(Dataset excerpts)
-=-=-

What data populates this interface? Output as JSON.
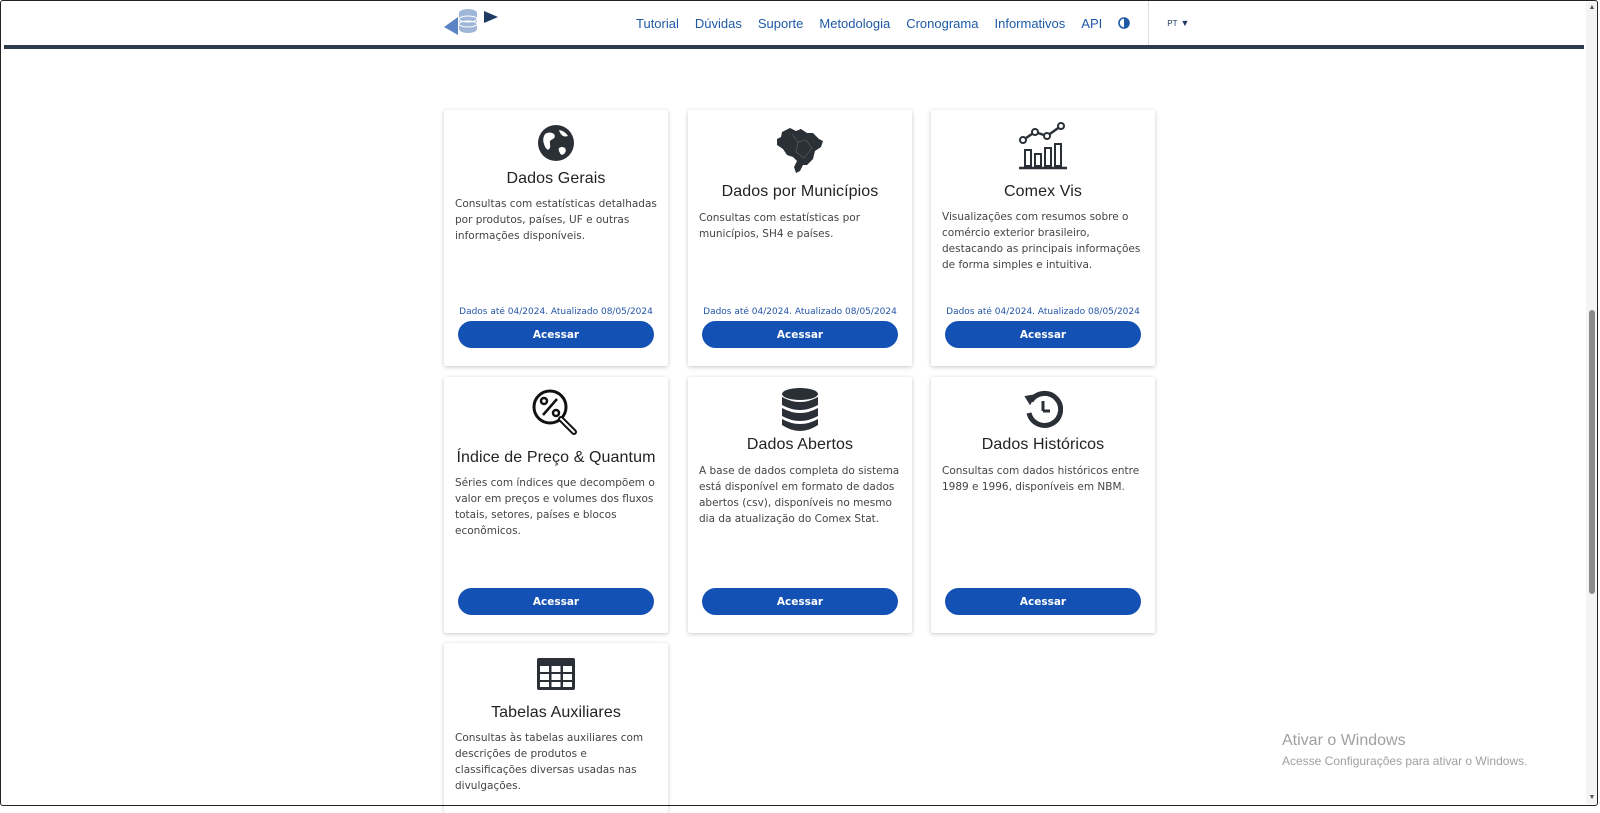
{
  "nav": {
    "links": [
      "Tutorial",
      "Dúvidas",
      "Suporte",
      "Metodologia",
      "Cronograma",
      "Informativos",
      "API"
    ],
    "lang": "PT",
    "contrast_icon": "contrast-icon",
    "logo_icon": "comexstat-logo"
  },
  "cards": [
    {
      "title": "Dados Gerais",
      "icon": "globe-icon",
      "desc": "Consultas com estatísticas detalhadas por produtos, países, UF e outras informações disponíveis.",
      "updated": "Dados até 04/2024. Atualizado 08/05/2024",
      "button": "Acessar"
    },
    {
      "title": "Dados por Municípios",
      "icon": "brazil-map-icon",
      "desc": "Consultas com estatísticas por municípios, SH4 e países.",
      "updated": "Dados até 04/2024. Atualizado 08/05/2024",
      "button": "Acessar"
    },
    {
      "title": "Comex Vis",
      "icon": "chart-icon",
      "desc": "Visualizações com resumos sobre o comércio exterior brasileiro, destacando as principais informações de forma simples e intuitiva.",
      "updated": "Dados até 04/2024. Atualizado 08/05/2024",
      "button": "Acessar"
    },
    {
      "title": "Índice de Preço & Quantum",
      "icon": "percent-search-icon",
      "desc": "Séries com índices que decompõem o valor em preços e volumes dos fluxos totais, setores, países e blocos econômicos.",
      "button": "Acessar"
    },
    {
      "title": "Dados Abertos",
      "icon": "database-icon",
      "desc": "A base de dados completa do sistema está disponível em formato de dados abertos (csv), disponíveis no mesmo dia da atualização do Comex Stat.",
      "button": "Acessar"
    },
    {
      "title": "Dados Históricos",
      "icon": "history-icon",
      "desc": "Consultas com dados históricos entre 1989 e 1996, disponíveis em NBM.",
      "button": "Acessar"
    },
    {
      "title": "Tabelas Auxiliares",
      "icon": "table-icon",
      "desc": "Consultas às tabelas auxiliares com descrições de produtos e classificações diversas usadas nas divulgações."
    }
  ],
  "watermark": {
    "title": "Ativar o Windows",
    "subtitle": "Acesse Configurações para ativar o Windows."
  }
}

-=-=-

Leaving the pictures aside, transcribe the entire listing exactly.

• Task solution:
What data populates this interface? Output as JSON.
{
  "nav": {
    "links": [
      "Tutorial",
      "Dúvidas",
      "Suporte",
      "Metodologia",
      "Cronograma",
      "Informativos",
      "API"
    ],
    "lang": "PT",
    "contrast_icon": "contrast-icon",
    "logo_icon": "comexstat-logo"
  },
  "cards": [
    {
      "title": "Dados Gerais",
      "icon": "globe-icon",
      "desc": "Consultas com estatísticas detalhadas por produtos, países, UF e outras informações disponíveis.",
      "updated": "Dados até 04/2024. Atualizado 08/05/2024",
      "button": "Acessar"
    },
    {
      "title": "Dados por Municípios",
      "icon": "brazil-map-icon",
      "desc": "Consultas com estatísticas por municípios, SH4 e países.",
      "updated": "Dados até 04/2024. Atualizado 08/05/2024",
      "button": "Acessar"
    },
    {
      "title": "Comex Vis",
      "icon": "chart-icon",
      "desc": "Visualizações com resumos sobre o comércio exterior brasileiro, destacando as principais informações de forma simples e intuitiva.",
      "updated": "Dados até 04/2024. Atualizado 08/05/2024",
      "button": "Acessar"
    },
    {
      "title": "Índice de Preço & Quantum",
      "icon": "percent-search-icon",
      "desc": "Séries com índices que decompõem o valor em preços e volumes dos fluxos totais, setores, países e blocos econômicos.",
      "button": "Acessar"
    },
    {
      "title": "Dados Abertos",
      "icon": "database-icon",
      "desc": "A base de dados completa do sistema está disponível em formato de dados abertos (csv), disponíveis no mesmo dia da atualização do Comex Stat.",
      "button": "Acessar"
    },
    {
      "title": "Dados Históricos",
      "icon": "history-icon",
      "desc": "Consultas com dados históricos entre 1989 e 1996, disponíveis em NBM.",
      "button": "Acessar"
    },
    {
      "title": "Tabelas Auxiliares",
      "icon": "table-icon",
      "desc": "Consultas às tabelas auxiliares com descrições de produtos e classificações diversas usadas nas divulgações."
    }
  ],
  "watermark": {
    "title": "Ativar o Windows",
    "subtitle": "Acesse Configurações para ativar o Windows."
  }
}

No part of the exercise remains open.